## WHAT IS NEEDED
Leaving out all images, write out the records that follow exactly.

--

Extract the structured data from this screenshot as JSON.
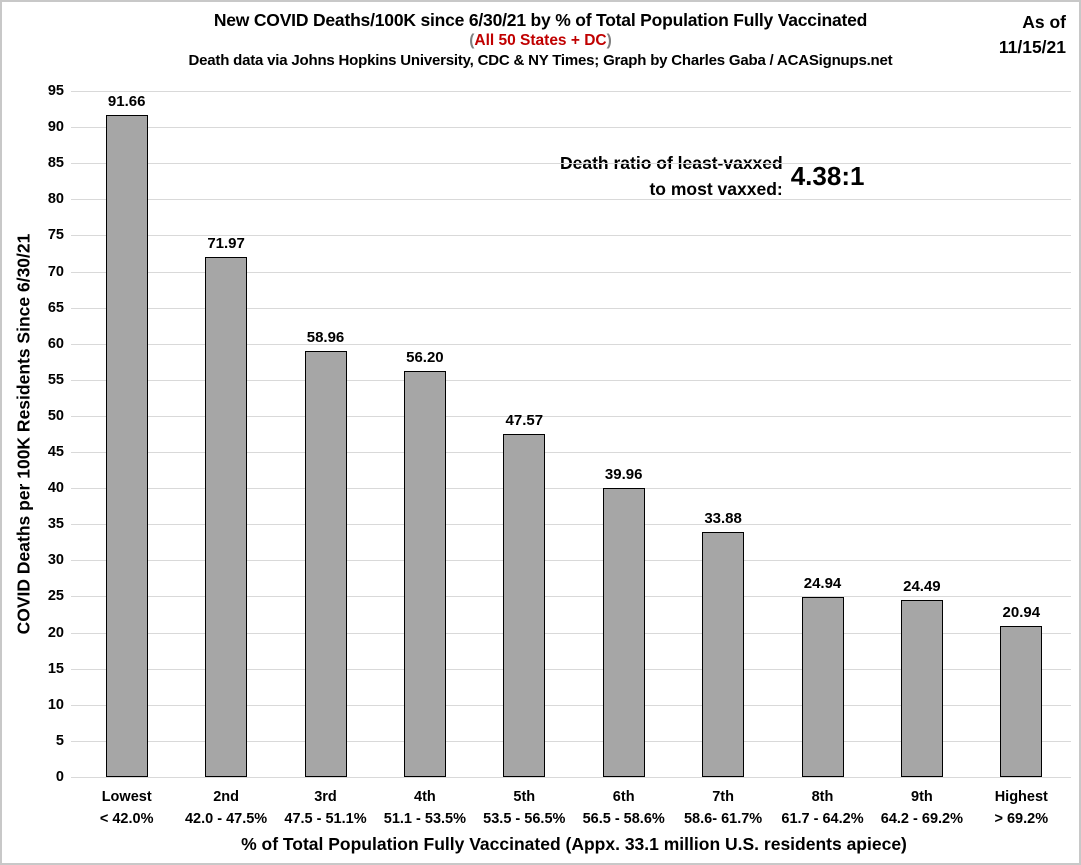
{
  "header": {
    "title": "New COVID Deaths/100K since 6/30/21 by % of Total Population Fully Vaccinated",
    "subtitle_open": "(",
    "subtitle_text": "All 50 States + DC",
    "subtitle_close": ")",
    "credit": "Death data via Johns Hopkins University, CDC & NY Times; Graph by Charles Gaba / ACASignups.net",
    "as_of_line1": "As of",
    "as_of_line2": "11/15/21"
  },
  "annotation": {
    "line1": "Death ratio of least-vaxxed",
    "line2": "to most vaxxed:",
    "ratio": "4.38:1"
  },
  "chart_data": {
    "type": "bar",
    "title": "New COVID Deaths/100K since 6/30/21 by % of Total Population Fully Vaccinated",
    "subtitle": "(All 50 States + DC)",
    "categories": [
      "Lowest",
      "2nd",
      "3rd",
      "4th",
      "5th",
      "6th",
      "7th",
      "8th",
      "9th",
      "Highest"
    ],
    "category_ranges": [
      "< 42.0%",
      "42.0 - 47.5%",
      "47.5 - 51.1%",
      "51.1 - 53.5%",
      "53.5 - 56.5%",
      "56.5 - 58.6%",
      "58.6- 61.7%",
      "61.7 - 64.2%",
      "64.2 - 69.2%",
      "> 69.2%"
    ],
    "values": [
      91.66,
      71.97,
      58.96,
      56.2,
      47.57,
      39.96,
      33.88,
      24.94,
      24.49,
      20.94
    ],
    "value_labels": [
      "91.66",
      "71.97",
      "58.96",
      "56.20",
      "47.57",
      "39.96",
      "33.88",
      "24.94",
      "24.49",
      "20.94"
    ],
    "xlabel": "% of Total Population Fully Vaccinated (Appx. 33.1 million U.S. residents apiece)",
    "ylabel": "COVID Deaths per 100K Residents Since 6/30/21",
    "ylim": [
      0,
      95
    ],
    "ytick_step": 5,
    "grid": true,
    "legend": "none",
    "bar_color": "#A6A6A6",
    "bar_border_color": "#000000",
    "grid_color": "#D9D9D9"
  },
  "colors": {
    "subtitle_red": "#C00000",
    "paren_gray": "#808080",
    "text": "#000000",
    "background": "#FFFFFF",
    "page_border": "#C8C8C8"
  }
}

--

## FINISHED EXERCISE
Extract the structured data from this screenshot as JSON.
{
  "header": {
    "title": "New COVID Deaths/100K since 6/30/21 by % of Total Population Fully Vaccinated",
    "subtitle_open": "(",
    "subtitle_text": "All 50 States + DC",
    "subtitle_close": ")",
    "credit": "Death data via Johns Hopkins University, CDC & NY Times; Graph by Charles Gaba / ACASignups.net",
    "as_of_line1": "As of",
    "as_of_line2": "11/15/21"
  },
  "annotation": {
    "line1": "Death ratio of least-vaxxed",
    "line2": "to most vaxxed:",
    "ratio": "4.38:1"
  },
  "chart_data": {
    "type": "bar",
    "title": "New COVID Deaths/100K since 6/30/21 by % of Total Population Fully Vaccinated",
    "subtitle": "(All 50 States + DC)",
    "categories": [
      "Lowest",
      "2nd",
      "3rd",
      "4th",
      "5th",
      "6th",
      "7th",
      "8th",
      "9th",
      "Highest"
    ],
    "category_ranges": [
      "< 42.0%",
      "42.0 - 47.5%",
      "47.5 - 51.1%",
      "51.1 - 53.5%",
      "53.5 - 56.5%",
      "56.5 - 58.6%",
      "58.6- 61.7%",
      "61.7 - 64.2%",
      "64.2 - 69.2%",
      "> 69.2%"
    ],
    "values": [
      91.66,
      71.97,
      58.96,
      56.2,
      47.57,
      39.96,
      33.88,
      24.94,
      24.49,
      20.94
    ],
    "value_labels": [
      "91.66",
      "71.97",
      "58.96",
      "56.20",
      "47.57",
      "39.96",
      "33.88",
      "24.94",
      "24.49",
      "20.94"
    ],
    "xlabel": "% of Total Population Fully Vaccinated (Appx. 33.1 million U.S. residents apiece)",
    "ylabel": "COVID Deaths per 100K Residents Since 6/30/21",
    "ylim": [
      0,
      95
    ],
    "ytick_step": 5,
    "grid": true,
    "legend": "none",
    "bar_color": "#A6A6A6",
    "bar_border_color": "#000000",
    "grid_color": "#D9D9D9"
  },
  "colors": {
    "subtitle_red": "#C00000",
    "paren_gray": "#808080",
    "text": "#000000",
    "background": "#FFFFFF",
    "page_border": "#C8C8C8"
  }
}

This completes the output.